* begin Extracted data *

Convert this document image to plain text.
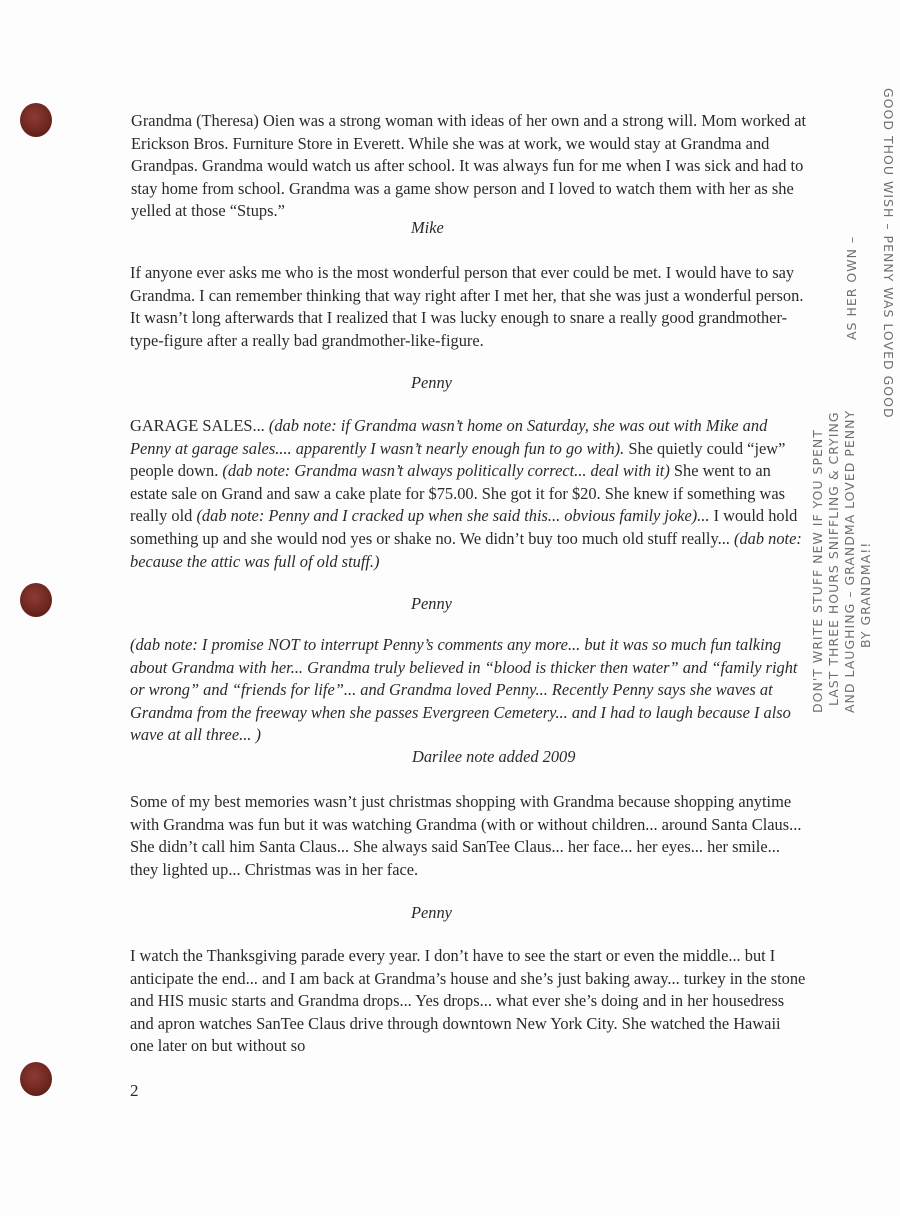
Grandma (Theresa) Oien was a strong woman with ideas of her own and a strong will. Mom worked at Erickson Bros. Furniture Store in Everett. While she was at work, we would stay at Grandma and Grandpas. Grandma would watch us after school. It was always fun for me when I was sick and had to stay home from school. Grandma was a game show person and I loved to watch them with her as she yelled at those “Stups.”

Mike

If anyone ever asks me who is the most wonderful person that ever could be met. I would have to say Grandma. I can remember thinking that way right after I met her, that she was just a wonderful person. It wasn’t long afterwards that I realized that I was lucky enough to snare a really good grandmother-type-figure after a really bad grandmother-like-figure.

Penny

GARAGE SALES... (dab note: if Grandma wasn’t home on Saturday, she was out with Mike and Penny at garage sales.... apparently I wasn’t nearly enough fun to go with). She quietly could “jew” people down. (dab note: Grandma wasn’t always politically correct... deal with it) She went to an estate sale on Grand and saw a cake plate for $75.00. She got it for $20. She knew if something was really old (dab note: Penny and I cracked up when she said this... obvious family joke)... I would hold something up and she would nod yes or shake no. We didn’t buy too much old stuff really... (dab note: because the attic was full of old stuff.)

Penny

(dab note: I promise NOT to interrupt Penny’s comments any more... but it was so much fun talking about Grandma with her... Grandma truly believed in “blood is thicker then water” and “family right or wrong” and “friends for life”... and Grandma loved Penny... Recently Penny says she waves at Grandma from the freeway when she passes Evergreen Cemetery... and I had to laugh because I also wave at all three... )

Darilee note added 2009

Some of my best memories wasn’t just christmas shopping with Grandma because shopping anytime with Grandma was fun but it was watching Grandma (with or without children... around Santa Claus... She didn’t call him Santa Claus... She always said SanTee Claus... her face... her eyes... her smile... they lighted up... Christmas was in her face.

Penny

I watch the Thanksgiving parade every year. I don’t have to see the start or even the middle... but I anticipate the end... and I am back at Grandma’s house and she’s just baking away... turkey in the stone and HIS music starts and Grandma drops... Yes drops... what ever she’s doing and in her housedress and apron watches SanTee Claus drive through downtown New York City. She watched the Hawaii one later on but without so

GOOD THOU WISH – PENNY WAS LOVED GOOD
AS HER OWN –
LAST THREE HOURS SNIFFLING & CRYING
DON'T WRITE STUFF NEW IF YOU SPENT AND LAUGHING – GRANDMA LOVED PENNY BY GRANDMA!!
2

* end Extracted data *

• [What needs to be done]: Each line that holds the word "this" is to be copied.

• [Finished task]:
Convert this document image to plain text.
GARAGE SALES... (dab note: if Grandma wasn’t home on Saturday, she was out with Mike and Penny at garage sales.... apparently I wasn’t nearly enough fun to go with). She quietly could “jew” people down. (dab note: Grandma wasn’t always politically correct... deal with it) She went to an estate sale on Grand and saw a cake plate for $75.00. She got it for $20. She knew if something was really old (dab note: Penny and I cracked up when she said this... obvious family joke)... I would hold something up and she would nod yes or shake no. We didn’t buy too much old stuff really... (dab note: because the attic was full of old stuff.)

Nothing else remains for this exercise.